(Records that describe figures)
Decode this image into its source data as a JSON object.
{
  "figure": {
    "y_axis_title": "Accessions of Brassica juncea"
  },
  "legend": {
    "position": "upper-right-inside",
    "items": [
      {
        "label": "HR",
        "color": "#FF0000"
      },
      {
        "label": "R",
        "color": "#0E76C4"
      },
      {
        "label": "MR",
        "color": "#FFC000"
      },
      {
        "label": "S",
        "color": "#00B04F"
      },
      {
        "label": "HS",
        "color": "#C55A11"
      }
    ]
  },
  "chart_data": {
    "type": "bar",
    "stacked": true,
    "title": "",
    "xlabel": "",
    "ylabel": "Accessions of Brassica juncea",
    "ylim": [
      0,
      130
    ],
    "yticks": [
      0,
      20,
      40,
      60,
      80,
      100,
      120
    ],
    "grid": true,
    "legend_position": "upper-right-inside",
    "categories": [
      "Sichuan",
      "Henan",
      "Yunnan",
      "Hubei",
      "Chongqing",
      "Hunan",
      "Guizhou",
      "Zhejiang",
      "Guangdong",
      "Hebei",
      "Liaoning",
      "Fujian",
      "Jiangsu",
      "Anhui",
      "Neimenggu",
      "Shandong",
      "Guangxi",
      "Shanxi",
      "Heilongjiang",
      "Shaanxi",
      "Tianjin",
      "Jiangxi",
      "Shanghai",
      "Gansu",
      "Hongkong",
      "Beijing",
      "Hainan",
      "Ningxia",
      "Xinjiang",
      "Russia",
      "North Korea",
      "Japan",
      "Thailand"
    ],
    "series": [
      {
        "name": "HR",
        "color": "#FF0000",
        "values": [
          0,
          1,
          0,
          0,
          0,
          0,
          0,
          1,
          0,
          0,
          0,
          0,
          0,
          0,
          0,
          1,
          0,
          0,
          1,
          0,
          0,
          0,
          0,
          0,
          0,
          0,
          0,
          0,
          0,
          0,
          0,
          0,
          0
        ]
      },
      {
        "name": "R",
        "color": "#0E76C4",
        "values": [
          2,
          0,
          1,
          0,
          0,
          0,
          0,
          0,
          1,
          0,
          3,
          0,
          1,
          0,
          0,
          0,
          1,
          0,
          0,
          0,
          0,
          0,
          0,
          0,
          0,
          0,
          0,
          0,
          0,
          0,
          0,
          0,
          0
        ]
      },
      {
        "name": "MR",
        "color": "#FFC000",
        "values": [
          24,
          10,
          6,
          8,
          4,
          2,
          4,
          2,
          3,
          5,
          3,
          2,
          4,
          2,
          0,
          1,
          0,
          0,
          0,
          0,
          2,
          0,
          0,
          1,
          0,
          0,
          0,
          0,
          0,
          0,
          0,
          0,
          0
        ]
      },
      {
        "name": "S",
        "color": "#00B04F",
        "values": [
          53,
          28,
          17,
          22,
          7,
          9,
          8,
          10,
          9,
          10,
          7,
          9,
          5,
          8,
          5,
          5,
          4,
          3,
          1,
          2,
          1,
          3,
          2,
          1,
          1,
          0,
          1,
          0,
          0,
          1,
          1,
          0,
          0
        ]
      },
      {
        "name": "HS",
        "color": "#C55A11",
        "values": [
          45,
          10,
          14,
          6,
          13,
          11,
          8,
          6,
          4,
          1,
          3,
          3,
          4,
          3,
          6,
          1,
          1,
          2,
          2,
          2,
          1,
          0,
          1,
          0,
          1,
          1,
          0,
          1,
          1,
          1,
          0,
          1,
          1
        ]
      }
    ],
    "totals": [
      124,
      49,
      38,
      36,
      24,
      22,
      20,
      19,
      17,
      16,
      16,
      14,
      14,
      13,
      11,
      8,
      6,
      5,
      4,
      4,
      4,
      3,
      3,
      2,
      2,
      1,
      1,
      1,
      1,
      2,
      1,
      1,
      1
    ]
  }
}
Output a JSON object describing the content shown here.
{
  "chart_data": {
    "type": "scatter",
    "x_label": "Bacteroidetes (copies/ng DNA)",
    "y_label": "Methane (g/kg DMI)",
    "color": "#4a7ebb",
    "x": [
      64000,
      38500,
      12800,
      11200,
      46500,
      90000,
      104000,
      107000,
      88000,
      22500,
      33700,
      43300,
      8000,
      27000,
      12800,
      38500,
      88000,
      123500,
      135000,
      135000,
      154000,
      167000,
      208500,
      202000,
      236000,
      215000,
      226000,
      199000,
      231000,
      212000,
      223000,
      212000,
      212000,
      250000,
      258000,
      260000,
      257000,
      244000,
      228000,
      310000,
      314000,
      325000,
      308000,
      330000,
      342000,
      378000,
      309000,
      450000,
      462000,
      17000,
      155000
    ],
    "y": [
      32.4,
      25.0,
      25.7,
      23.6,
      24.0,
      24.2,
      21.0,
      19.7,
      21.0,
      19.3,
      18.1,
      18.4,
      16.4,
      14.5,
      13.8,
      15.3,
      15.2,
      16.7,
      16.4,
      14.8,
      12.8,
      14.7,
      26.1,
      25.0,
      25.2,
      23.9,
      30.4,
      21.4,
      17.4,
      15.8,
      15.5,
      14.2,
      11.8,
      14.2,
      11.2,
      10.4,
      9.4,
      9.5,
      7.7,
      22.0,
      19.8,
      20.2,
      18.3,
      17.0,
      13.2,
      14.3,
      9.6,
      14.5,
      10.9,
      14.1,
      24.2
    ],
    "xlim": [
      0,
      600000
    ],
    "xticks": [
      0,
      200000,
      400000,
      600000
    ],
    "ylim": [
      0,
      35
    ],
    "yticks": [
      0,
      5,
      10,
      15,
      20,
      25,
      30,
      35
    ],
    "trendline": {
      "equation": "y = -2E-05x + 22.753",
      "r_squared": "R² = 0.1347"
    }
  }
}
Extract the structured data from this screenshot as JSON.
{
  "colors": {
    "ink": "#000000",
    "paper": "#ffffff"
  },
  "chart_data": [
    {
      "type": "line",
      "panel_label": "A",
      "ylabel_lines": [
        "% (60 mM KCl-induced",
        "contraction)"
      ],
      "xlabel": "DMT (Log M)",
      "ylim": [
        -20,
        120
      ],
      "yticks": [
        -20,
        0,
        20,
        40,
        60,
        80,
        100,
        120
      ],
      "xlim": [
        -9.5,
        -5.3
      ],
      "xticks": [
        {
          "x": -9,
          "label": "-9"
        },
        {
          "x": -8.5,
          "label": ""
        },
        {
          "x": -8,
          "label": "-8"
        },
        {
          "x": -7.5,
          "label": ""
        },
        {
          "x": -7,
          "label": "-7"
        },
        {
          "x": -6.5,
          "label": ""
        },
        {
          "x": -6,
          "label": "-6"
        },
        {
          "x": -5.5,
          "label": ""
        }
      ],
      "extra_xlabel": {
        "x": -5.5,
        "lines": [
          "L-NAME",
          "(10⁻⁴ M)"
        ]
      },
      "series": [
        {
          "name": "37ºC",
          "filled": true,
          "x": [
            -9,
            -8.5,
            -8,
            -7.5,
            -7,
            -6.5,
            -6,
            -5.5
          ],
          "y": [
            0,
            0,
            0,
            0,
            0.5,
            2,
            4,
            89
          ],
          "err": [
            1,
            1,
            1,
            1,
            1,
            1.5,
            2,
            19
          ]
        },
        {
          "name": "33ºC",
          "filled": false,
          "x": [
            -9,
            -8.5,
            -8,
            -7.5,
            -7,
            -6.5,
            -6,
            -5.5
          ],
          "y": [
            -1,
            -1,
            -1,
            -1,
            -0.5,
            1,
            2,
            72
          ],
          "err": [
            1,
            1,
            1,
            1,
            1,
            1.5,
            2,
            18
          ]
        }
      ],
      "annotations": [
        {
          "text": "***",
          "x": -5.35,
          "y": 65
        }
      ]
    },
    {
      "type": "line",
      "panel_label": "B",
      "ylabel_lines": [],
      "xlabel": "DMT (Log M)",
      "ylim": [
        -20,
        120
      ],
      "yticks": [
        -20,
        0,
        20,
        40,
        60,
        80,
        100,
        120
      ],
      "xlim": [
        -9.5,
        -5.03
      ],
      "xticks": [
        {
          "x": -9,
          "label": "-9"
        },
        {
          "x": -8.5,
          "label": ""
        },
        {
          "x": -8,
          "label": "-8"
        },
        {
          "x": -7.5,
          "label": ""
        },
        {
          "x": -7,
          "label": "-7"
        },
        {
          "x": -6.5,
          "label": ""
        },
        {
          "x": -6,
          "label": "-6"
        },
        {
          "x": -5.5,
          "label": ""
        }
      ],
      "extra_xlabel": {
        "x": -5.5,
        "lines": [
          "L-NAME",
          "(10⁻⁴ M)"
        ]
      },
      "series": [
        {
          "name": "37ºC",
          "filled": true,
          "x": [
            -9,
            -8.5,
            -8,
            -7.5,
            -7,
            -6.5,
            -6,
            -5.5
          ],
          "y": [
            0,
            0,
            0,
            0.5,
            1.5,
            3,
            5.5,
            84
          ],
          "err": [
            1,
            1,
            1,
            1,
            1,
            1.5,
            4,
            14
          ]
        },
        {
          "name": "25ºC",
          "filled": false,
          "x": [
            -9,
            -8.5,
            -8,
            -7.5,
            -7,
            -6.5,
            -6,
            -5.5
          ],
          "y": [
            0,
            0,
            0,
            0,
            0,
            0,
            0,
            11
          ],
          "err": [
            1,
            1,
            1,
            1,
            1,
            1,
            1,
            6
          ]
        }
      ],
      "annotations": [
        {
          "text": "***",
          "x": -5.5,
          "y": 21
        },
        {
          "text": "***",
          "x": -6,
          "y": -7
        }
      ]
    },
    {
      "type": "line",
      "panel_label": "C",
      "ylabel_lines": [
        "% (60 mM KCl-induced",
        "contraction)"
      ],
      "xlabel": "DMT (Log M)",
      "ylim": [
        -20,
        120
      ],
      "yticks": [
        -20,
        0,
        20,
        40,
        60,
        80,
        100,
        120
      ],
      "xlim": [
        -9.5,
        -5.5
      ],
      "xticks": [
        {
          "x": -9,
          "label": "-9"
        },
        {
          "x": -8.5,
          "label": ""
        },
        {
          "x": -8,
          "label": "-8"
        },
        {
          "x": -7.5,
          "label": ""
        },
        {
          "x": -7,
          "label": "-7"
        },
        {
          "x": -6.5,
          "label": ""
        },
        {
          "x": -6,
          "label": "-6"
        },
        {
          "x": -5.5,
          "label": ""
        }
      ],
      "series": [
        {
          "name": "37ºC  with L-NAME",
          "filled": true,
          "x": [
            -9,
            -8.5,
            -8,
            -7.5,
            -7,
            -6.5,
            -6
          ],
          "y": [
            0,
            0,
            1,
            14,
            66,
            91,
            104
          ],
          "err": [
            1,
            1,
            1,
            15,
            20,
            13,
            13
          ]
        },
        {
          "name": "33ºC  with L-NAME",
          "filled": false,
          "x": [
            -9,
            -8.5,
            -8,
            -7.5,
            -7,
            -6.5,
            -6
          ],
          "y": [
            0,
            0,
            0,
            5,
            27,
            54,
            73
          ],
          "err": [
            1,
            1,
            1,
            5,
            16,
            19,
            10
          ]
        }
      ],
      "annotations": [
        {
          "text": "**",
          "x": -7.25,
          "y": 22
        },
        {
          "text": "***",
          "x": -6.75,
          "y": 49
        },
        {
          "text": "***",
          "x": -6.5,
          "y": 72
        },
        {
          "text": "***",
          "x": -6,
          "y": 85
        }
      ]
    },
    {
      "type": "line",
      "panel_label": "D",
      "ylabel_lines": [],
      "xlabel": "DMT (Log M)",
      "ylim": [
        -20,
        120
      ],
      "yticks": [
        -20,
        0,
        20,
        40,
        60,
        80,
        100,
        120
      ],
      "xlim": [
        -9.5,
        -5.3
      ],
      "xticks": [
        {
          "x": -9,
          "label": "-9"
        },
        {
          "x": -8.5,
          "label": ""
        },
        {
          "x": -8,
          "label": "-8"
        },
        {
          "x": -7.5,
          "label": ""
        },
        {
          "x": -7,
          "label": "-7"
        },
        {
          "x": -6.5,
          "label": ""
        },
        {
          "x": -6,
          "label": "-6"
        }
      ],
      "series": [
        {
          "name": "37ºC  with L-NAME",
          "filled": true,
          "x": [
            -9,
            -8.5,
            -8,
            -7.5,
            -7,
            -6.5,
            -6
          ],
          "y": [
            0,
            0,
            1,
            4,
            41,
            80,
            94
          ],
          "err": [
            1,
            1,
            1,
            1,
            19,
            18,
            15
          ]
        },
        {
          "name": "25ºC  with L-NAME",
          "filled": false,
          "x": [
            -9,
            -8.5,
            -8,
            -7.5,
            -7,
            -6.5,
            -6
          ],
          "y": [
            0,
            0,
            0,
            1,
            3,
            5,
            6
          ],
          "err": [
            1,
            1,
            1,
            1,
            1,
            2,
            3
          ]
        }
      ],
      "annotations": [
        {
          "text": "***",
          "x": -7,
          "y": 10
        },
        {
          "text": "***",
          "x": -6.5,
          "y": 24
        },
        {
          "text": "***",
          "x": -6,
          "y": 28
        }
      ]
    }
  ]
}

## TASK TO CARRY OUT
Check every line of the data above for the string "Accessions", and copy those that have it.

## TASK RESPONSE
    "y_axis_title": "Accessions of Brassica juncea"
    "ylabel": "Accessions of Brassica juncea",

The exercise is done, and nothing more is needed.